WHAT YOU SHOULD DO:
Your task is to filter the data below down to the lines holding "suspendu".

DATA PROVIDED:
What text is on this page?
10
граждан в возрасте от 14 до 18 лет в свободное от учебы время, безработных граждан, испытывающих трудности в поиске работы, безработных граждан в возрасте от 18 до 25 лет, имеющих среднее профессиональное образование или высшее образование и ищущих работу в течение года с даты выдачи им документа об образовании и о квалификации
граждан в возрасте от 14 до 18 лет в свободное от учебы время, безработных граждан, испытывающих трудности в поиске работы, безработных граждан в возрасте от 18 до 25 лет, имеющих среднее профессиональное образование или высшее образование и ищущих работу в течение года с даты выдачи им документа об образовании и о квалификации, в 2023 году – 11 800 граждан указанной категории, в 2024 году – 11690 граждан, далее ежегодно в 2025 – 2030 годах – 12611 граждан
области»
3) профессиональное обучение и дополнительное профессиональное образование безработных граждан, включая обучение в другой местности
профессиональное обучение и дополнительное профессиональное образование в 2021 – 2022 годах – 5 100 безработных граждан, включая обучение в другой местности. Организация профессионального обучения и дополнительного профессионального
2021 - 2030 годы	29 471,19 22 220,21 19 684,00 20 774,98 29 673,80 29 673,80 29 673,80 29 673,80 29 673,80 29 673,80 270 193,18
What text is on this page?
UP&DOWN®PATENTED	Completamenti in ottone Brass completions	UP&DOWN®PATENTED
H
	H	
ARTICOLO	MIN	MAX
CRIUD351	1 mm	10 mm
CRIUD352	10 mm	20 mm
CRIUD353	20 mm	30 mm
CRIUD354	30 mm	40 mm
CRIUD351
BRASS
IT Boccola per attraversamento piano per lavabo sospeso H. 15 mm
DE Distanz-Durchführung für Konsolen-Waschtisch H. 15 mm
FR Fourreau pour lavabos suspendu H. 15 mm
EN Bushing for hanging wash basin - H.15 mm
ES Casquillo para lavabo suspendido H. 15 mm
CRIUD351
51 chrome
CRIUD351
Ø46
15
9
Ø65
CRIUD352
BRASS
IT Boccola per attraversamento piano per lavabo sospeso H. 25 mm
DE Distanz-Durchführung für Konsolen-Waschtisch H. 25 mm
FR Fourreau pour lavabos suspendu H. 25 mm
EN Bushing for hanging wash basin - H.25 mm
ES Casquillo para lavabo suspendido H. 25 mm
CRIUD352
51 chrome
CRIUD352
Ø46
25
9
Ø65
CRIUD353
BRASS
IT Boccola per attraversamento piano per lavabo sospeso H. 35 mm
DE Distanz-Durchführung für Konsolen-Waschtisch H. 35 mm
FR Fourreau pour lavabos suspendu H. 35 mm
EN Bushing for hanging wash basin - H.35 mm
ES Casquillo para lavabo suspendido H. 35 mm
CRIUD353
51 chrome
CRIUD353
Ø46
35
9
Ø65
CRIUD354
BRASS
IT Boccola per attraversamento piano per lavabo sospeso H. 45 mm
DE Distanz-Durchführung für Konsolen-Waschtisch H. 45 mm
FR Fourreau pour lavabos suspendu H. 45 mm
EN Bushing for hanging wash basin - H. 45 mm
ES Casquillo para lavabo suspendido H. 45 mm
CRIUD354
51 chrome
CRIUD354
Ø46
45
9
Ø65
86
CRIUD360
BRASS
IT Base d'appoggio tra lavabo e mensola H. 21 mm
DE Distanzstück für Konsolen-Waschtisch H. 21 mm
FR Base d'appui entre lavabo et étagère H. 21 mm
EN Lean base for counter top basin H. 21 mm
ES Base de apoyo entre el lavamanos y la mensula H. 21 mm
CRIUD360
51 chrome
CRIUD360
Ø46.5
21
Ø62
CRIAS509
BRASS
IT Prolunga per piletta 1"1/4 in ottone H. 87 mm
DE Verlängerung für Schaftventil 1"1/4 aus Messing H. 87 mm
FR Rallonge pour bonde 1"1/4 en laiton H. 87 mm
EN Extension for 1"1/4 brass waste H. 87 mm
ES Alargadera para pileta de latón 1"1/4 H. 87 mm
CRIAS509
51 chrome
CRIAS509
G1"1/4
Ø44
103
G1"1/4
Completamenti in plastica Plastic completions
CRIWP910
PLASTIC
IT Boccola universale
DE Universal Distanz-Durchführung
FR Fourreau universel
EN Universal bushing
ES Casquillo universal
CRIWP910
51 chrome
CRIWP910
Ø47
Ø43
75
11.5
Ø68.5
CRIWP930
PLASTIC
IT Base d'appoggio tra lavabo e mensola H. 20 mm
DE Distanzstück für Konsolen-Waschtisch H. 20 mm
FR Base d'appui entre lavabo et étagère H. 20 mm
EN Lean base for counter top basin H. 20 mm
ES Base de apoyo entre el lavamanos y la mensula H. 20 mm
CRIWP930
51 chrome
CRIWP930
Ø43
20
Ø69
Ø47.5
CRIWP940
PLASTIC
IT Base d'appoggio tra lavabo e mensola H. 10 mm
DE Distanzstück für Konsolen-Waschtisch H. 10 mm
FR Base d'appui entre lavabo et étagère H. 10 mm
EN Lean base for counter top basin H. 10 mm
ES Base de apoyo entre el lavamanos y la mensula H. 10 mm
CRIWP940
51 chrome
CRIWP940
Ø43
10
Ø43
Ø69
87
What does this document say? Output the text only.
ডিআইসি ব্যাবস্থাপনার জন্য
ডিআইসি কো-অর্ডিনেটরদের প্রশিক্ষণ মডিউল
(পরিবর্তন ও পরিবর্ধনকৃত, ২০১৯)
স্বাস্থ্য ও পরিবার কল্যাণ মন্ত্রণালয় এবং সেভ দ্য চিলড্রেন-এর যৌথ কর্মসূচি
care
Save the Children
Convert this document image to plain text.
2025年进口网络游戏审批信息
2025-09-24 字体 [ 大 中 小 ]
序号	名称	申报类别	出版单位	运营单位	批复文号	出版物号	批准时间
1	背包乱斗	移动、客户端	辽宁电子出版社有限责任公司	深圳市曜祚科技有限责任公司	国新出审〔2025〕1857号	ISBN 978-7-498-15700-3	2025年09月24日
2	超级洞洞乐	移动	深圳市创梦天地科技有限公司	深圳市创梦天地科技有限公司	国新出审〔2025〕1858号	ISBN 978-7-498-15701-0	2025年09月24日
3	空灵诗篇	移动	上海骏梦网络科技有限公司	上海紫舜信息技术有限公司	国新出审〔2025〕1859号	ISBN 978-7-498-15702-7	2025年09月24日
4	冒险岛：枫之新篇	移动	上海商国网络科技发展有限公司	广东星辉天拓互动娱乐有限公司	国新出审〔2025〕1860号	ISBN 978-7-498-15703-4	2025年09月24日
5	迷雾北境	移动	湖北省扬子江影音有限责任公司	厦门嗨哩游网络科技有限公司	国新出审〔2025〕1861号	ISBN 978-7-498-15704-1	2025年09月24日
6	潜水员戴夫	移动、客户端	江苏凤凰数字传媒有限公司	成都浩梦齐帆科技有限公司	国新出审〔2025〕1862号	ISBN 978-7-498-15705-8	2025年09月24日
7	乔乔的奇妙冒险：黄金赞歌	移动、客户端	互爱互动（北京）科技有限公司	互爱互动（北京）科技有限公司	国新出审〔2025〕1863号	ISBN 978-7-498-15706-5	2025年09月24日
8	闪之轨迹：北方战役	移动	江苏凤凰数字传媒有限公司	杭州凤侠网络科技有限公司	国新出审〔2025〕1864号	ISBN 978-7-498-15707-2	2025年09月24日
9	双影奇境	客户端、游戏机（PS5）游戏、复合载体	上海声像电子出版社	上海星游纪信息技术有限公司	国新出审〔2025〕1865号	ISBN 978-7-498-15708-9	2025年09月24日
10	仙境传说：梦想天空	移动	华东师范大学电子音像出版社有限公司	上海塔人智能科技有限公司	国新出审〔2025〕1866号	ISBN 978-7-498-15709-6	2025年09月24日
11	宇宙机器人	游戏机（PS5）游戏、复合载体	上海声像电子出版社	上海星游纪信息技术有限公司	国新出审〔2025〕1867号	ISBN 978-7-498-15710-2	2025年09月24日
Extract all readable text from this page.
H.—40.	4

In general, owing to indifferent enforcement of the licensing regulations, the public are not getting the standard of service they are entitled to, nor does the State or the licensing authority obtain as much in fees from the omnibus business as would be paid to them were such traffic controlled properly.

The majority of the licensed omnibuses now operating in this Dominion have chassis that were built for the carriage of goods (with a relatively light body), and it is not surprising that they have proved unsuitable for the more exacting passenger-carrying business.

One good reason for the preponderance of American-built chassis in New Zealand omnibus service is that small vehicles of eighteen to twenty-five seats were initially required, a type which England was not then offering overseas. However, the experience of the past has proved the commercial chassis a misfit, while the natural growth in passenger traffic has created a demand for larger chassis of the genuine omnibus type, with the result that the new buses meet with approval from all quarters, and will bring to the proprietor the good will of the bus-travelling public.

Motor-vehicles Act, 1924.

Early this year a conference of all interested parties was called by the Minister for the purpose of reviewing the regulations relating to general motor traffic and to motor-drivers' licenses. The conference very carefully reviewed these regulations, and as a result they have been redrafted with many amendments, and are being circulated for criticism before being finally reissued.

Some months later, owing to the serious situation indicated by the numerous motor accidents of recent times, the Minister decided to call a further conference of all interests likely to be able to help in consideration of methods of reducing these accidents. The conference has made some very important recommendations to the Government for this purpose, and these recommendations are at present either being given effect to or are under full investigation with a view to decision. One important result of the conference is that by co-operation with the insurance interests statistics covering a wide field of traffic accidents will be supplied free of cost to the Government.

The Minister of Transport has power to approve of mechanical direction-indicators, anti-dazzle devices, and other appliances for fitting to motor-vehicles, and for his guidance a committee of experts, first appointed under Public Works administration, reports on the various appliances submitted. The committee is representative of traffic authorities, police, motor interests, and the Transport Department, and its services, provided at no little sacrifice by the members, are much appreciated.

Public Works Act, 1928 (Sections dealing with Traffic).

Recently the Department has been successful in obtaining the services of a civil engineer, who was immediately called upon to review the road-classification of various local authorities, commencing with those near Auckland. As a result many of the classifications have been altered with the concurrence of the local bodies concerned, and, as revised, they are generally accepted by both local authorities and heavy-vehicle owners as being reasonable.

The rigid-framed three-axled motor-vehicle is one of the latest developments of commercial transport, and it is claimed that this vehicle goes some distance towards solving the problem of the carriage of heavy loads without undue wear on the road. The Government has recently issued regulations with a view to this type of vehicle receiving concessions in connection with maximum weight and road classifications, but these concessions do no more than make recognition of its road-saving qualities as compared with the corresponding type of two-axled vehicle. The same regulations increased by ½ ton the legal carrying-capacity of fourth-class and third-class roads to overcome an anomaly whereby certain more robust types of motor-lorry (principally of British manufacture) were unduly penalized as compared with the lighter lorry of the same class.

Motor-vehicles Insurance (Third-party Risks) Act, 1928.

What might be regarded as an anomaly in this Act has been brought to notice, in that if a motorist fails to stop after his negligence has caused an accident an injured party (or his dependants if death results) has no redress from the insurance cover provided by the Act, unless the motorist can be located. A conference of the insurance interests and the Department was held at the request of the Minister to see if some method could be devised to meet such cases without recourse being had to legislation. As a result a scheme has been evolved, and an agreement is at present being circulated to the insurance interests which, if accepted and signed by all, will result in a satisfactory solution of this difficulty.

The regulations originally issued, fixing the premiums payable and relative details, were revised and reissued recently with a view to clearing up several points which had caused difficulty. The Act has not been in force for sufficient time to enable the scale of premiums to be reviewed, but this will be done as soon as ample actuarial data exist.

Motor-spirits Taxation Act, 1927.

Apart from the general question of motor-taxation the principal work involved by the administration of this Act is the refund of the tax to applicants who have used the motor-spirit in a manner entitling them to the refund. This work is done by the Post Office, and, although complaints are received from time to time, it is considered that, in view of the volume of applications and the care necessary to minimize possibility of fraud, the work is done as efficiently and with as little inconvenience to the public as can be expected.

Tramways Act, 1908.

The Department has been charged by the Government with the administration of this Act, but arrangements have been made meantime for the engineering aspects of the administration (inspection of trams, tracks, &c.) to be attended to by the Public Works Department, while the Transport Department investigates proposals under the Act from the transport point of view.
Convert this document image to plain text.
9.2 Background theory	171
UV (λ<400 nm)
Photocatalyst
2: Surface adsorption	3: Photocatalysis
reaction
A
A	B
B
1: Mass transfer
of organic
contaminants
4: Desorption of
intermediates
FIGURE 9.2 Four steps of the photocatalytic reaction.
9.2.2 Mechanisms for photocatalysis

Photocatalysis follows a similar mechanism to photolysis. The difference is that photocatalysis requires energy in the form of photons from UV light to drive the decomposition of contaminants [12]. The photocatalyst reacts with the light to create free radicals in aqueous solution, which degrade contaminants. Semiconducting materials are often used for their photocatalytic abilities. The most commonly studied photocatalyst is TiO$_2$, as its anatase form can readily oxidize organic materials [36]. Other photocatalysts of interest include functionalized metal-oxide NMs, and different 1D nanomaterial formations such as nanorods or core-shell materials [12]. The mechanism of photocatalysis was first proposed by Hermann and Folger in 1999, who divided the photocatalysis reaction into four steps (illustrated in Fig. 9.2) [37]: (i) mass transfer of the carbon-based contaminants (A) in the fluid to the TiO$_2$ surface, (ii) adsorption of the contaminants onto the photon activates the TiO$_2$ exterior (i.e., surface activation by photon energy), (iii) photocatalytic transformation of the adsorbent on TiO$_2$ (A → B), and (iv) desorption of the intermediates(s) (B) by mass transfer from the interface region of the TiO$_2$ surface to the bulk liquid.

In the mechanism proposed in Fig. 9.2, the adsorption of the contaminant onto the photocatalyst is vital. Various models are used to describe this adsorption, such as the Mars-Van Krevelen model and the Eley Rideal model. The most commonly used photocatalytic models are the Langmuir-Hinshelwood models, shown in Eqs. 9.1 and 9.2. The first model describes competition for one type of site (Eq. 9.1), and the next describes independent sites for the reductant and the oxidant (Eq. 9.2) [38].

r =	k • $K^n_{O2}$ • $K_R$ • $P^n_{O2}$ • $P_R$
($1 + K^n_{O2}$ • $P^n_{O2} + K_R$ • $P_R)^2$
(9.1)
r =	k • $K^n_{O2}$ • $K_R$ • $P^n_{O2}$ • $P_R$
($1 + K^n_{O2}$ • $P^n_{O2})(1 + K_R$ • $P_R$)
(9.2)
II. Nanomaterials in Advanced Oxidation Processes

ANSWER TO THE PROBLEM:
FR Fourreau pour lavabos suspendu H. 15 mm
FR Fourreau pour lavabos suspendu H. 25 mm
FR Fourreau pour lavabos suspendu H. 35 mm
FR Fourreau pour lavabos suspendu H. 45 mm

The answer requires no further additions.